*Records*:
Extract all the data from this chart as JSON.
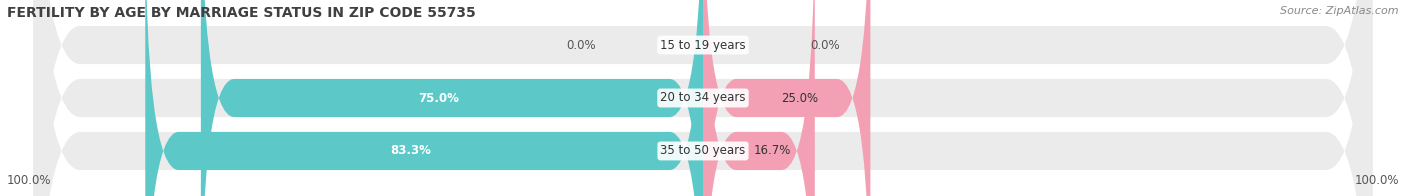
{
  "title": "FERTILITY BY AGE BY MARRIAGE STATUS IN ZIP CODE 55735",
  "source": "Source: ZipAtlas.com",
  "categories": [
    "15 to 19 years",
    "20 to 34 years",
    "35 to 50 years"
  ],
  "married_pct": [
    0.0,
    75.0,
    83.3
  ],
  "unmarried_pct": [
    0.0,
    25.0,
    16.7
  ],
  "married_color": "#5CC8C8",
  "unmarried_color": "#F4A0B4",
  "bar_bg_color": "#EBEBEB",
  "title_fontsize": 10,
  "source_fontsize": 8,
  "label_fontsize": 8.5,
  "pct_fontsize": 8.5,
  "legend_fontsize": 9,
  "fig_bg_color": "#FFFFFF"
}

--

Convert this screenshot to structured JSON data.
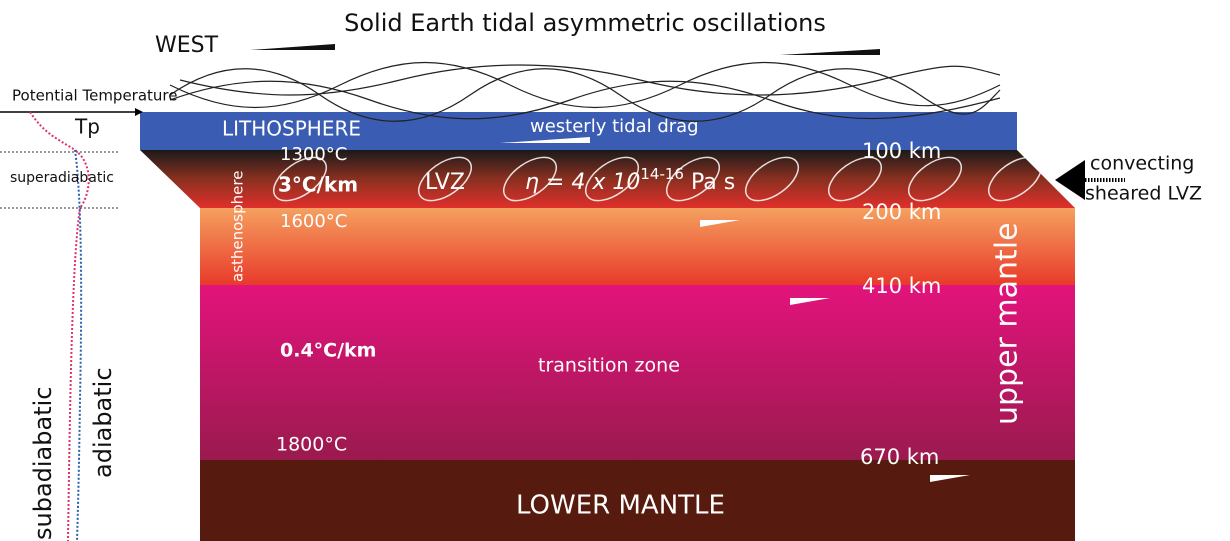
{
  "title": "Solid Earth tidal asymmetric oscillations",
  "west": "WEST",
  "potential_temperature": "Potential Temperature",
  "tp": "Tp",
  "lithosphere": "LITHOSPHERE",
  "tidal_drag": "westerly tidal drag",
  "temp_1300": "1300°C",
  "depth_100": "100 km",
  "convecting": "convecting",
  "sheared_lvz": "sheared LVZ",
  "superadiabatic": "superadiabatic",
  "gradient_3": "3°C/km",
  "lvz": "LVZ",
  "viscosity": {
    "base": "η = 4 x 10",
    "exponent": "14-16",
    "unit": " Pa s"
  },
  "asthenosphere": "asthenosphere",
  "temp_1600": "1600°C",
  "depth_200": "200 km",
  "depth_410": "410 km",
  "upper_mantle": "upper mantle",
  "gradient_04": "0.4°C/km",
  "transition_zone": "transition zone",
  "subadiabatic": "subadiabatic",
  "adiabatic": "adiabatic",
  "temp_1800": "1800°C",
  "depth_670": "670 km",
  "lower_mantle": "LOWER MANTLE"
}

---

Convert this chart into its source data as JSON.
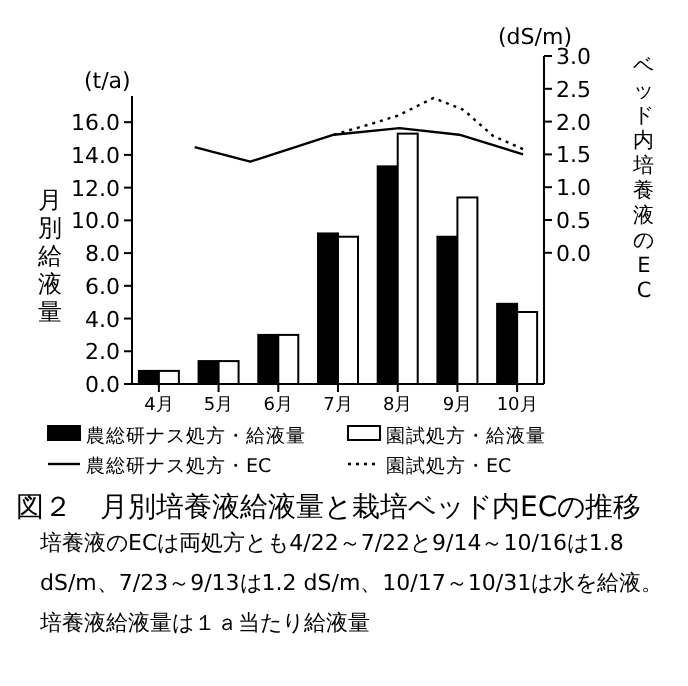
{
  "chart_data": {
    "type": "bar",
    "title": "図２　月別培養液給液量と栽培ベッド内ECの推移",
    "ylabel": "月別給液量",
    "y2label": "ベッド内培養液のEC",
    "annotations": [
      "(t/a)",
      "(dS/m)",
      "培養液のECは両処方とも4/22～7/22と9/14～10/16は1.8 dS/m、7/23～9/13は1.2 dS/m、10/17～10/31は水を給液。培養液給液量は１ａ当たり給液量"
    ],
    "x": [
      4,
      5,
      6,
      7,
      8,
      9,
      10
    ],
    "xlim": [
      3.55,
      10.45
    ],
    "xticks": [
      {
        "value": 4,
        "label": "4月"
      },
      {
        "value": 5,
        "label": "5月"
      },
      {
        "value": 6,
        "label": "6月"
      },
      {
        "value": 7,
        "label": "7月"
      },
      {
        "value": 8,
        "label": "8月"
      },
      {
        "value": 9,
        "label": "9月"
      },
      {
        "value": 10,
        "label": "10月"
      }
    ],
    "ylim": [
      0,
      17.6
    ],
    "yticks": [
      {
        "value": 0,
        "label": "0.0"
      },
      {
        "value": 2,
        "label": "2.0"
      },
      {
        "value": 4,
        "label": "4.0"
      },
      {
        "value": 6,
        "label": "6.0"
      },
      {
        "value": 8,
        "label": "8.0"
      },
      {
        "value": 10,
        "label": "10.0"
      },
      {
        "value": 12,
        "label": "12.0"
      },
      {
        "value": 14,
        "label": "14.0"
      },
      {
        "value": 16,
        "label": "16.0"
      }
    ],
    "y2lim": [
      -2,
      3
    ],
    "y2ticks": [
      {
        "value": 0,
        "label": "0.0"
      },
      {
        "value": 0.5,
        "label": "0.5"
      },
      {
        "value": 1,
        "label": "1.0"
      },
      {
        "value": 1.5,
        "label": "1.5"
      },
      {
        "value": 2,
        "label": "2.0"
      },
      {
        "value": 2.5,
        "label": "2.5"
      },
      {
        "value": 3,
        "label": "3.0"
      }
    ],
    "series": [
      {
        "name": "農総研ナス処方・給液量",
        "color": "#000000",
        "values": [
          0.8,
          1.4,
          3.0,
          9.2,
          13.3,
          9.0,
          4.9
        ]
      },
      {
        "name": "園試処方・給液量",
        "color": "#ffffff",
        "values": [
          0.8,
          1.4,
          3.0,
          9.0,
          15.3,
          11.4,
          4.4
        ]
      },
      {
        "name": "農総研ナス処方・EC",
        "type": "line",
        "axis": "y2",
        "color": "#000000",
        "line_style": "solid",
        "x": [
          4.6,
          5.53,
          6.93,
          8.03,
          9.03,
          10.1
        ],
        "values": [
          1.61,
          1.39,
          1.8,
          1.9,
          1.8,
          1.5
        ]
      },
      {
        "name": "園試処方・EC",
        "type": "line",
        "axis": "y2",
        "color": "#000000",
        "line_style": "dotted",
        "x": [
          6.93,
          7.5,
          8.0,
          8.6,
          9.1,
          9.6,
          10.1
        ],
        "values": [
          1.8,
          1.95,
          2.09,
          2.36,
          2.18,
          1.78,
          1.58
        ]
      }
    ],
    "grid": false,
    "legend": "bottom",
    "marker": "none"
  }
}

*What to work on*:
Go through the entries above and copy every line containing "name".

*Task answer*:
        "name": "農総研ナス処方・給液量",
        "name": "園試処方・給液量",
        "name": "農総研ナス処方・EC",
        "name": "園試処方・EC",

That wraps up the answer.